[Records contained in a dataset]
>>>>>

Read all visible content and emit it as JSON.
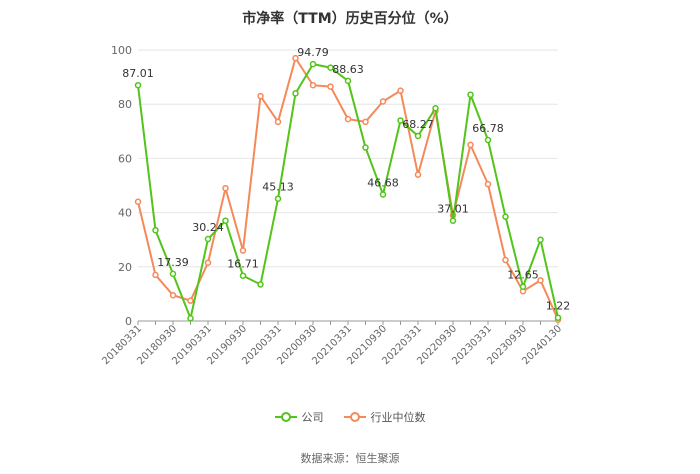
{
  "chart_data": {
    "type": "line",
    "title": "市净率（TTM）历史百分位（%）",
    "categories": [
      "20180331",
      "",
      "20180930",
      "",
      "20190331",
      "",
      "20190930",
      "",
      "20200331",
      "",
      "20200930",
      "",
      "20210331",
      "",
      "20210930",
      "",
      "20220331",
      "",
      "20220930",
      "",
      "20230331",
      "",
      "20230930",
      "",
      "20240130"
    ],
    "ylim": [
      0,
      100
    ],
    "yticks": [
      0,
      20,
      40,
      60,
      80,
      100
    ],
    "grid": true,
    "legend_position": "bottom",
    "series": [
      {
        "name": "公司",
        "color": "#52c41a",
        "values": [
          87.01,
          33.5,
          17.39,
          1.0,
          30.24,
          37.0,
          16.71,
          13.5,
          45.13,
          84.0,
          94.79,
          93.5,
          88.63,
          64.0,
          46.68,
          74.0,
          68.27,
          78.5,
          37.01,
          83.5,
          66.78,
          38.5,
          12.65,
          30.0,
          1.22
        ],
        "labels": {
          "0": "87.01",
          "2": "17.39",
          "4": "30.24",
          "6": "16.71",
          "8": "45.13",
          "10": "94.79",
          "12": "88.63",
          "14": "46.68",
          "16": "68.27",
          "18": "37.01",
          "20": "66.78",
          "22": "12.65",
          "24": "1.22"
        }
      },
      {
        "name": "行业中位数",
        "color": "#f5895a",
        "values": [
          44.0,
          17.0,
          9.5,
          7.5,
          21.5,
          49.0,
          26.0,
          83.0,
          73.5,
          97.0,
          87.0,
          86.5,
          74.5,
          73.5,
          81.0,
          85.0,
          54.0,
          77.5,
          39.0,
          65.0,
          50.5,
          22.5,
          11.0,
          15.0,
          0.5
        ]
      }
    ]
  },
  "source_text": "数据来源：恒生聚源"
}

<<<<<

DIRECTIVE: Every line of the data above should be quoted exactly. Omit the pictures.

COMPLETED TASK:
Read all visible content and emit it as JSON.
{
  "chart_data": {
    "type": "line",
    "title": "市净率（TTM）历史百分位（%）",
    "categories": [
      "20180331",
      "",
      "20180930",
      "",
      "20190331",
      "",
      "20190930",
      "",
      "20200331",
      "",
      "20200930",
      "",
      "20210331",
      "",
      "20210930",
      "",
      "20220331",
      "",
      "20220930",
      "",
      "20230331",
      "",
      "20230930",
      "",
      "20240130"
    ],
    "ylim": [
      0,
      100
    ],
    "yticks": [
      0,
      20,
      40,
      60,
      80,
      100
    ],
    "grid": true,
    "legend_position": "bottom",
    "series": [
      {
        "name": "公司",
        "color": "#52c41a",
        "values": [
          87.01,
          33.5,
          17.39,
          1.0,
          30.24,
          37.0,
          16.71,
          13.5,
          45.13,
          84.0,
          94.79,
          93.5,
          88.63,
          64.0,
          46.68,
          74.0,
          68.27,
          78.5,
          37.01,
          83.5,
          66.78,
          38.5,
          12.65,
          30.0,
          1.22
        ],
        "labels": {
          "0": "87.01",
          "2": "17.39",
          "4": "30.24",
          "6": "16.71",
          "8": "45.13",
          "10": "94.79",
          "12": "88.63",
          "14": "46.68",
          "16": "68.27",
          "18": "37.01",
          "20": "66.78",
          "22": "12.65",
          "24": "1.22"
        }
      },
      {
        "name": "行业中位数",
        "color": "#f5895a",
        "values": [
          44.0,
          17.0,
          9.5,
          7.5,
          21.5,
          49.0,
          26.0,
          83.0,
          73.5,
          97.0,
          87.0,
          86.5,
          74.5,
          73.5,
          81.0,
          85.0,
          54.0,
          77.5,
          39.0,
          65.0,
          50.5,
          22.5,
          11.0,
          15.0,
          0.5
        ]
      }
    ]
  },
  "source_text": "数据来源：恒生聚源"
}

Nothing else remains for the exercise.